──────── Data for processing

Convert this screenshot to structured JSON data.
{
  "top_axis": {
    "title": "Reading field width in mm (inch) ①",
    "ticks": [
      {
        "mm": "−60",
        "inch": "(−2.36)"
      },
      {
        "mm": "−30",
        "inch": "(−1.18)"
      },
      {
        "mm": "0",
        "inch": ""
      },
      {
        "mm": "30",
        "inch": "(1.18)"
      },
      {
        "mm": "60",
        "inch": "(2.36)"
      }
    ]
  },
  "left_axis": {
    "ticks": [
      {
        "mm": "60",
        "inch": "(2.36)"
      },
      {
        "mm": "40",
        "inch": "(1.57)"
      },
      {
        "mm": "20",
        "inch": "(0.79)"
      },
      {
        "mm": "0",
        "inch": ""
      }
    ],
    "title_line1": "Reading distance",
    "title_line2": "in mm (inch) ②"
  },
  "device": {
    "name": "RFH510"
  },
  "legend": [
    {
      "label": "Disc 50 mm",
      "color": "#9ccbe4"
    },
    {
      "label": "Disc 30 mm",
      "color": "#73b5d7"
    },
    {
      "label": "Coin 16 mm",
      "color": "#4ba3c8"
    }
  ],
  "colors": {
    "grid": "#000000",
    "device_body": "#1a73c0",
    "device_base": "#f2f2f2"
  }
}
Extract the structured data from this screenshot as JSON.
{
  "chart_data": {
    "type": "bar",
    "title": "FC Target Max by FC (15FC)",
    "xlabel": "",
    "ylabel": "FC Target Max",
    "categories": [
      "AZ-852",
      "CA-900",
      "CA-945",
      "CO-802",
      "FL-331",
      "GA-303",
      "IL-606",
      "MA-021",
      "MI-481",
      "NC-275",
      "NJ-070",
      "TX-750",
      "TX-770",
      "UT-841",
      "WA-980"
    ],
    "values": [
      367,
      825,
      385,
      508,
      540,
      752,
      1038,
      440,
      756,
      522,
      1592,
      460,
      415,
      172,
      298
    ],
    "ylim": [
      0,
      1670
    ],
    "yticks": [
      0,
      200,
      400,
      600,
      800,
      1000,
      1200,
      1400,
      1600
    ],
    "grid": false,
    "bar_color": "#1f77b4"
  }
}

────────────────

Given task:
Write down every line of the data exactly as it appears above.

Worked solution:
Convert this screenshot to structured JSON data.
{
  "top_axis": {
    "title": "Reading field width in mm (inch) ①",
    "ticks": [
      {
        "mm": "−60",
        "inch": "(−2.36)"
      },
      {
        "mm": "−30",
        "inch": "(−1.18)"
      },
      {
        "mm": "0",
        "inch": ""
      },
      {
        "mm": "30",
        "inch": "(1.18)"
      },
      {
        "mm": "60",
        "inch": "(2.36)"
      }
    ]
  },
  "left_axis": {
    "ticks": [
      {
        "mm": "60",
        "inch": "(2.36)"
      },
      {
        "mm": "40",
        "inch": "(1.57)"
      },
      {
        "mm": "20",
        "inch": "(0.79)"
      },
      {
        "mm": "0",
        "inch": ""
      }
    ],
    "title_line1": "Reading distance",
    "title_line2": "in mm (inch) ②"
  },
  "device": {
    "name": "RFH510"
  },
  "legend": [
    {
      "label": "Disc 50 mm",
      "color": "#9ccbe4"
    },
    {
      "label": "Disc 30 mm",
      "color": "#73b5d7"
    },
    {
      "label": "Coin 16 mm",
      "color": "#4ba3c8"
    }
  ],
  "colors": {
    "grid": "#000000",
    "device_body": "#1a73c0",
    "device_base": "#f2f2f2"
  }
}
Extract the structured data from this screenshot as JSON.
{
  "chart_data": {
    "type": "bar",
    "title": "FC Target Max by FC (15FC)",
    "xlabel": "",
    "ylabel": "FC Target Max",
    "categories": [
      "AZ-852",
      "CA-900",
      "CA-945",
      "CO-802",
      "FL-331",
      "GA-303",
      "IL-606",
      "MA-021",
      "MI-481",
      "NC-275",
      "NJ-070",
      "TX-750",
      "TX-770",
      "UT-841",
      "WA-980"
    ],
    "values": [
      367,
      825,
      385,
      508,
      540,
      752,
      1038,
      440,
      756,
      522,
      1592,
      460,
      415,
      172,
      298
    ],
    "ylim": [
      0,
      1670
    ],
    "yticks": [
      0,
      200,
      400,
      600,
      800,
      1000,
      1200,
      1400,
      1600
    ],
    "grid": false,
    "bar_color": "#1f77b4"
  }
}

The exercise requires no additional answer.